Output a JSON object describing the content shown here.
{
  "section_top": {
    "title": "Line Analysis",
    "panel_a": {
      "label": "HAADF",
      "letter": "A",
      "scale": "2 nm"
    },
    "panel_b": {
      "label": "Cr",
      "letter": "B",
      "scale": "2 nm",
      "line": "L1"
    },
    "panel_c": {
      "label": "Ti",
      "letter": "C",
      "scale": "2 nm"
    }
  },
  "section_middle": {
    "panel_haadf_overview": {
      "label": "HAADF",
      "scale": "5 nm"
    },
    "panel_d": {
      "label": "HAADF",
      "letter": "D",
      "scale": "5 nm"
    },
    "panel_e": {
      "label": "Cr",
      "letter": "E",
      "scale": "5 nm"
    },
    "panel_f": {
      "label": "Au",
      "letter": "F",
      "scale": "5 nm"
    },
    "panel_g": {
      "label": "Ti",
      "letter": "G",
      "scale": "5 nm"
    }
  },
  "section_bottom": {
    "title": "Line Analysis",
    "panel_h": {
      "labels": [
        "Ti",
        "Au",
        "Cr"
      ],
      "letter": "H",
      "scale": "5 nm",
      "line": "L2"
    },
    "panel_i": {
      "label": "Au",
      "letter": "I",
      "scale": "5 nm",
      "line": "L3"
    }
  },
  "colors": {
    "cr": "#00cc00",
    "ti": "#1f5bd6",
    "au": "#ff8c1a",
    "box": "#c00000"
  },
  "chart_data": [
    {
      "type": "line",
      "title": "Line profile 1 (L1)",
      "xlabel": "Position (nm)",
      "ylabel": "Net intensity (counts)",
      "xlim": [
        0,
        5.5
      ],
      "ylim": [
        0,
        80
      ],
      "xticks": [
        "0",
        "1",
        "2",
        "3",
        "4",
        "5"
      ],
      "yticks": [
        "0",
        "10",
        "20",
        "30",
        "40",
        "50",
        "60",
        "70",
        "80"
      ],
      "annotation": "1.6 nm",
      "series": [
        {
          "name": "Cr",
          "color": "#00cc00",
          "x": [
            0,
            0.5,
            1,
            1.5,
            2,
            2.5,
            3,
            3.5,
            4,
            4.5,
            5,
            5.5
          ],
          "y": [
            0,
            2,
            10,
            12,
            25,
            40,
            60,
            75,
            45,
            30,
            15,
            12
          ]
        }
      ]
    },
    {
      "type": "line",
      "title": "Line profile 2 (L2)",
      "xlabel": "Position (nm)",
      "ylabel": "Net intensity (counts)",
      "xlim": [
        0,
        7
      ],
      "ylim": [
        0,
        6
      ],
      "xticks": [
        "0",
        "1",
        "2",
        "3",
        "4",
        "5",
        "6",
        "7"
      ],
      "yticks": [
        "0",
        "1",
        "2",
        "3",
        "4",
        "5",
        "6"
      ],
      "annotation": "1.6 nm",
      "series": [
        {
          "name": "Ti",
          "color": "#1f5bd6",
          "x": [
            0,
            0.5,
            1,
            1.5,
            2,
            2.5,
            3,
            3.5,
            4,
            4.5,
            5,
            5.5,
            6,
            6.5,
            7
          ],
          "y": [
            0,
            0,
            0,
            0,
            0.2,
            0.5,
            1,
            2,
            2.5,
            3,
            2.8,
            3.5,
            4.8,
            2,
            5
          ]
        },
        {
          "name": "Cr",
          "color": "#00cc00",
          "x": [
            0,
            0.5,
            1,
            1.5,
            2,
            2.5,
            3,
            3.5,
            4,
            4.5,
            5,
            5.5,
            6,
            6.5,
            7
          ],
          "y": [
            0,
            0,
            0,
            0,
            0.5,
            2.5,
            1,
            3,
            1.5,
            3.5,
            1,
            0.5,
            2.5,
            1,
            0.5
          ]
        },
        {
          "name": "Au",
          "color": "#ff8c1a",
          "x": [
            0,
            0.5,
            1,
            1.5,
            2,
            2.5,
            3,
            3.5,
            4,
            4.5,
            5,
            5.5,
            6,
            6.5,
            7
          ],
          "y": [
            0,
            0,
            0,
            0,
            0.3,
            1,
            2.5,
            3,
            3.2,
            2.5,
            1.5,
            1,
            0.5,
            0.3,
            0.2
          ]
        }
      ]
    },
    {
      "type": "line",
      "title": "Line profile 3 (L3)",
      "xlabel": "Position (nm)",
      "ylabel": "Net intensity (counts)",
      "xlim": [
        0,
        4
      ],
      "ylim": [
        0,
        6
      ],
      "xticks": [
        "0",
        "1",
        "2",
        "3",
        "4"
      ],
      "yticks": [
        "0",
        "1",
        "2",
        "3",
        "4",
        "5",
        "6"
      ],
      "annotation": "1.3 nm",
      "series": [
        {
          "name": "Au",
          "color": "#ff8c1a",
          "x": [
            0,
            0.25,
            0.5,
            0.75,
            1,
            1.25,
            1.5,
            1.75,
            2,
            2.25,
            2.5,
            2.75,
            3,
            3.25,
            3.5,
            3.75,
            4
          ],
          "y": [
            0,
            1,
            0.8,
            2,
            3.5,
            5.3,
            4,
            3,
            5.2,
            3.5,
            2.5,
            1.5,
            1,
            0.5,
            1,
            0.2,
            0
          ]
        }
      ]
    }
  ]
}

§

-- Task description --
The whole listing above needs to be written out again exactly.

-- Exercise result --
Output a JSON object describing the content shown here.
{
  "section_top": {
    "title": "Line Analysis",
    "panel_a": {
      "label": "HAADF",
      "letter": "A",
      "scale": "2 nm"
    },
    "panel_b": {
      "label": "Cr",
      "letter": "B",
      "scale": "2 nm",
      "line": "L1"
    },
    "panel_c": {
      "label": "Ti",
      "letter": "C",
      "scale": "2 nm"
    }
  },
  "section_middle": {
    "panel_haadf_overview": {
      "label": "HAADF",
      "scale": "5 nm"
    },
    "panel_d": {
      "label": "HAADF",
      "letter": "D",
      "scale": "5 nm"
    },
    "panel_e": {
      "label": "Cr",
      "letter": "E",
      "scale": "5 nm"
    },
    "panel_f": {
      "label": "Au",
      "letter": "F",
      "scale": "5 nm"
    },
    "panel_g": {
      "label": "Ti",
      "letter": "G",
      "scale": "5 nm"
    }
  },
  "section_bottom": {
    "title": "Line Analysis",
    "panel_h": {
      "labels": [
        "Ti",
        "Au",
        "Cr"
      ],
      "letter": "H",
      "scale": "5 nm",
      "line": "L2"
    },
    "panel_i": {
      "label": "Au",
      "letter": "I",
      "scale": "5 nm",
      "line": "L3"
    }
  },
  "colors": {
    "cr": "#00cc00",
    "ti": "#1f5bd6",
    "au": "#ff8c1a",
    "box": "#c00000"
  },
  "chart_data": [
    {
      "type": "line",
      "title": "Line profile 1 (L1)",
      "xlabel": "Position (nm)",
      "ylabel": "Net intensity (counts)",
      "xlim": [
        0,
        5.5
      ],
      "ylim": [
        0,
        80
      ],
      "xticks": [
        "0",
        "1",
        "2",
        "3",
        "4",
        "5"
      ],
      "yticks": [
        "0",
        "10",
        "20",
        "30",
        "40",
        "50",
        "60",
        "70",
        "80"
      ],
      "annotation": "1.6 nm",
      "series": [
        {
          "name": "Cr",
          "color": "#00cc00",
          "x": [
            0,
            0.5,
            1,
            1.5,
            2,
            2.5,
            3,
            3.5,
            4,
            4.5,
            5,
            5.5
          ],
          "y": [
            0,
            2,
            10,
            12,
            25,
            40,
            60,
            75,
            45,
            30,
            15,
            12
          ]
        }
      ]
    },
    {
      "type": "line",
      "title": "Line profile 2 (L2)",
      "xlabel": "Position (nm)",
      "ylabel": "Net intensity (counts)",
      "xlim": [
        0,
        7
      ],
      "ylim": [
        0,
        6
      ],
      "xticks": [
        "0",
        "1",
        "2",
        "3",
        "4",
        "5",
        "6",
        "7"
      ],
      "yticks": [
        "0",
        "1",
        "2",
        "3",
        "4",
        "5",
        "6"
      ],
      "annotation": "1.6 nm",
      "series": [
        {
          "name": "Ti",
          "color": "#1f5bd6",
          "x": [
            0,
            0.5,
            1,
            1.5,
            2,
            2.5,
            3,
            3.5,
            4,
            4.5,
            5,
            5.5,
            6,
            6.5,
            7
          ],
          "y": [
            0,
            0,
            0,
            0,
            0.2,
            0.5,
            1,
            2,
            2.5,
            3,
            2.8,
            3.5,
            4.8,
            2,
            5
          ]
        },
        {
          "name": "Cr",
          "color": "#00cc00",
          "x": [
            0,
            0.5,
            1,
            1.5,
            2,
            2.5,
            3,
            3.5,
            4,
            4.5,
            5,
            5.5,
            6,
            6.5,
            7
          ],
          "y": [
            0,
            0,
            0,
            0,
            0.5,
            2.5,
            1,
            3,
            1.5,
            3.5,
            1,
            0.5,
            2.5,
            1,
            0.5
          ]
        },
        {
          "name": "Au",
          "color": "#ff8c1a",
          "x": [
            0,
            0.5,
            1,
            1.5,
            2,
            2.5,
            3,
            3.5,
            4,
            4.5,
            5,
            5.5,
            6,
            6.5,
            7
          ],
          "y": [
            0,
            0,
            0,
            0,
            0.3,
            1,
            2.5,
            3,
            3.2,
            2.5,
            1.5,
            1,
            0.5,
            0.3,
            0.2
          ]
        }
      ]
    },
    {
      "type": "line",
      "title": "Line profile 3 (L3)",
      "xlabel": "Position (nm)",
      "ylabel": "Net intensity (counts)",
      "xlim": [
        0,
        4
      ],
      "ylim": [
        0,
        6
      ],
      "xticks": [
        "0",
        "1",
        "2",
        "3",
        "4"
      ],
      "yticks": [
        "0",
        "1",
        "2",
        "3",
        "4",
        "5",
        "6"
      ],
      "annotation": "1.3 nm",
      "series": [
        {
          "name": "Au",
          "color": "#ff8c1a",
          "x": [
            0,
            0.25,
            0.5,
            0.75,
            1,
            1.25,
            1.5,
            1.75,
            2,
            2.25,
            2.5,
            2.75,
            3,
            3.25,
            3.5,
            3.75,
            4
          ],
          "y": [
            0,
            1,
            0.8,
            2,
            3.5,
            5.3,
            4,
            3,
            5.2,
            3.5,
            2.5,
            1.5,
            1,
            0.5,
            1,
            0.2,
            0
          ]
        }
      ]
    }
  ]
}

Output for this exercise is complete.